## Problem
In the entries below, find the lines with the word "icon" and copy them.

★ ★ ★ ★ ★

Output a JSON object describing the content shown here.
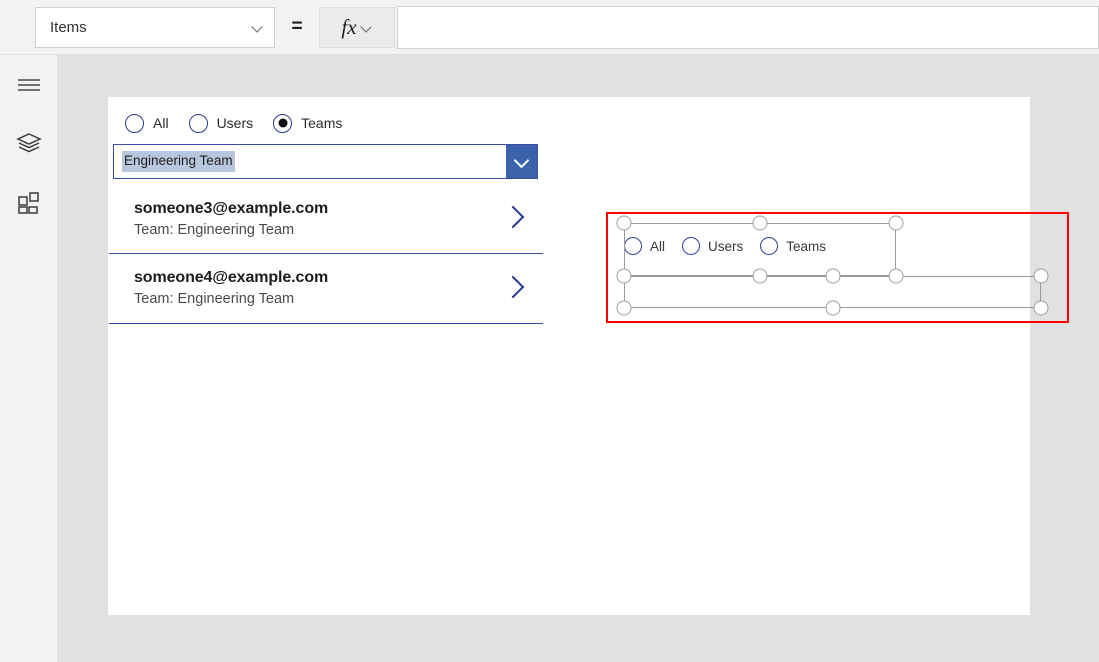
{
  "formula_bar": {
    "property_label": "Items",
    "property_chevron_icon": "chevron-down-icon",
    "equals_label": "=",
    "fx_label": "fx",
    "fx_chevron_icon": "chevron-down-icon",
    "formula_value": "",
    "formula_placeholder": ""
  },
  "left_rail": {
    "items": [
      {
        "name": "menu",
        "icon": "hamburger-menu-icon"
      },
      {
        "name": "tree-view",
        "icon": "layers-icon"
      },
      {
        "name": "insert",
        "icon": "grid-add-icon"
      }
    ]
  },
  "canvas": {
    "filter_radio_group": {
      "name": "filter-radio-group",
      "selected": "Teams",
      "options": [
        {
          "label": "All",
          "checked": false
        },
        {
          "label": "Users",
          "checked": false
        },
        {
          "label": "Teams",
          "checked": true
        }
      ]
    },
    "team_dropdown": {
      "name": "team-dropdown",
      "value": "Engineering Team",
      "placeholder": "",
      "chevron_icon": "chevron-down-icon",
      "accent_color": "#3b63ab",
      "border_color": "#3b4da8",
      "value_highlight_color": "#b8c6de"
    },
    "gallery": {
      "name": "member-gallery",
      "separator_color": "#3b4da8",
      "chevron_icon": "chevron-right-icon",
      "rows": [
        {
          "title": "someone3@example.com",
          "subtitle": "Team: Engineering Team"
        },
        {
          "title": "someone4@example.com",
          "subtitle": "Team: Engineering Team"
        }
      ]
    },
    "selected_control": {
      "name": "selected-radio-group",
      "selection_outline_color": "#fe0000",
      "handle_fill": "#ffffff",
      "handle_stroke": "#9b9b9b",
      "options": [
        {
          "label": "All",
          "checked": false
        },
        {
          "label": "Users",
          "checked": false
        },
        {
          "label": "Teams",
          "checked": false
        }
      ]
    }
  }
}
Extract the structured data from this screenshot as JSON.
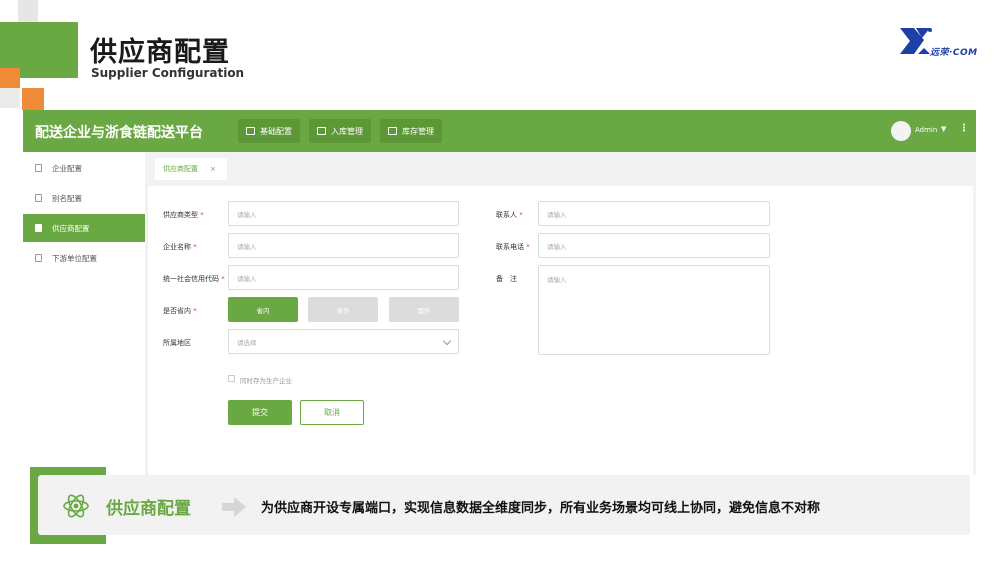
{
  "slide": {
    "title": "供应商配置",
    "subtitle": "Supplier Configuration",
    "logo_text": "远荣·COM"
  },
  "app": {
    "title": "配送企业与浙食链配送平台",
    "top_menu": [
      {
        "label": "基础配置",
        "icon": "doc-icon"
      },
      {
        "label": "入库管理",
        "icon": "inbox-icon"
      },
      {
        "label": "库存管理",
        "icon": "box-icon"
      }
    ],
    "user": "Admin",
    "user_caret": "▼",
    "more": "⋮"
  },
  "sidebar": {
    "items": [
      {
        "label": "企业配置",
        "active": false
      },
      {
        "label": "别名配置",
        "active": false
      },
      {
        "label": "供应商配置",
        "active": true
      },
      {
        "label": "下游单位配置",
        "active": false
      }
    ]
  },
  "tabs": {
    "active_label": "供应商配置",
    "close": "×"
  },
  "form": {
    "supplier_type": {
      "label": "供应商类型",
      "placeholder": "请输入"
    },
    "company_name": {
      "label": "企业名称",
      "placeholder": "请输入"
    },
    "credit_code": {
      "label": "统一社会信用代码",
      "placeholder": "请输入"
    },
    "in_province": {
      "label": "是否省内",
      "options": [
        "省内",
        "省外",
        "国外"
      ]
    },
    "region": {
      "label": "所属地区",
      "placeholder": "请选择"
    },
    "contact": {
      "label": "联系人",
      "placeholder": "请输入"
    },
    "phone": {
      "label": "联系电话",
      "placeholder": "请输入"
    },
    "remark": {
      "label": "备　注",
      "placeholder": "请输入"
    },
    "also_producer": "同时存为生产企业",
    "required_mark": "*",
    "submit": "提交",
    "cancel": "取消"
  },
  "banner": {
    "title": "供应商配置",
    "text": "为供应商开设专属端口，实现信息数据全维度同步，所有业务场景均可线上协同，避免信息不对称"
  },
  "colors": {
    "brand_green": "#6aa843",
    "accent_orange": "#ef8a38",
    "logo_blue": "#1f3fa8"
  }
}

★ ★ ★ ★ ★

## Full output
    "property_chevron_icon": "chevron-down-icon",
    "fx_chevron_icon": "chevron-down-icon",
        "icon": "hamburger-menu-icon"
        "icon": "layers-icon"
        "icon": "grid-add-icon"
      "chevron_icon": "chevron-down-icon",
      "chevron_icon": "chevron-right-icon",
        "icon": "doc-icon"
        "icon": "inbox-icon"
        "icon": "box-icon"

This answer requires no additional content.